Dataset records:
----------
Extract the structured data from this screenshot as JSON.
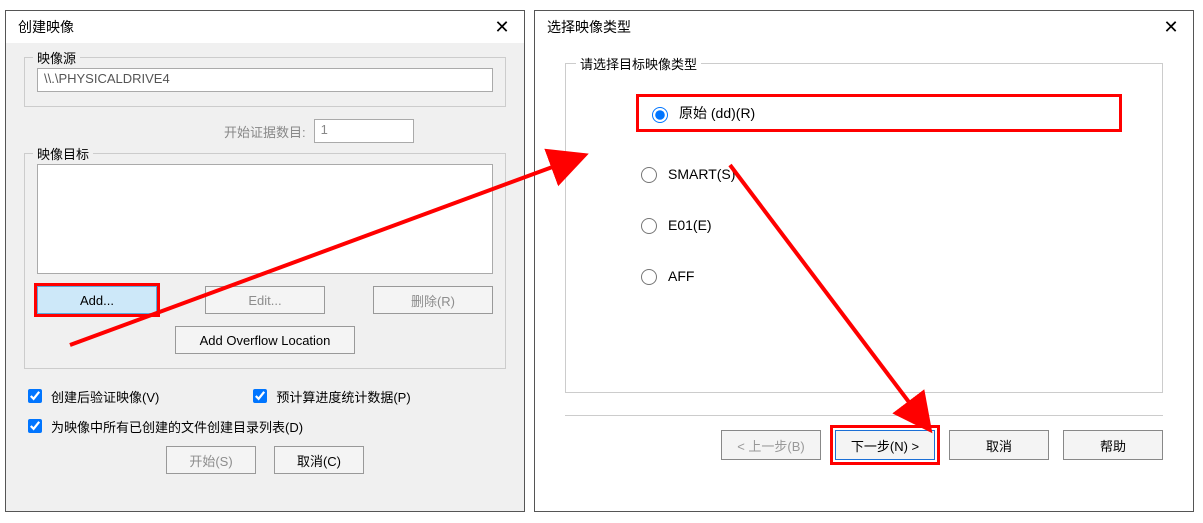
{
  "left_dialog": {
    "title": "创建映像",
    "source": {
      "legend": "映像源",
      "value": "\\\\.\\PHYSICALDRIVE4"
    },
    "start_evidence": {
      "label": "开始证据数目:",
      "value": "1"
    },
    "target": {
      "legend": "映像目标",
      "buttons": {
        "add": "Add...",
        "edit": "Edit...",
        "remove": "删除(R)"
      },
      "overflow": "Add Overflow Location"
    },
    "checks": {
      "verify": "创建后验证映像(V)",
      "precalc": "预计算进度统计数据(P)",
      "listing": "为映像中所有已创建的文件创建目录列表(D)"
    },
    "bottom": {
      "start": "开始(S)",
      "cancel": "取消(C)"
    }
  },
  "right_dialog": {
    "title": "选择映像类型",
    "group_legend": "请选择目标映像类型",
    "options": {
      "raw": "原始 (dd)(R)",
      "smart": "SMART(S)",
      "e01": "E01(E)",
      "aff": "AFF"
    },
    "wizard": {
      "back": "< 上一步(B)",
      "next": "下一步(N) >",
      "cancel": "取消",
      "help": "帮助"
    }
  }
}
----------
Repeat the entries exactly. Pictures are excluded from the copy.

Extract the structured data from this screenshot as JSON.
{
  "left_dialog": {
    "title": "创建映像",
    "source": {
      "legend": "映像源",
      "value": "\\\\.\\PHYSICALDRIVE4"
    },
    "start_evidence": {
      "label": "开始证据数目:",
      "value": "1"
    },
    "target": {
      "legend": "映像目标",
      "buttons": {
        "add": "Add...",
        "edit": "Edit...",
        "remove": "删除(R)"
      },
      "overflow": "Add Overflow Location"
    },
    "checks": {
      "verify": "创建后验证映像(V)",
      "precalc": "预计算进度统计数据(P)",
      "listing": "为映像中所有已创建的文件创建目录列表(D)"
    },
    "bottom": {
      "start": "开始(S)",
      "cancel": "取消(C)"
    }
  },
  "right_dialog": {
    "title": "选择映像类型",
    "group_legend": "请选择目标映像类型",
    "options": {
      "raw": "原始 (dd)(R)",
      "smart": "SMART(S)",
      "e01": "E01(E)",
      "aff": "AFF"
    },
    "wizard": {
      "back": "< 上一步(B)",
      "next": "下一步(N) >",
      "cancel": "取消",
      "help": "帮助"
    }
  }
}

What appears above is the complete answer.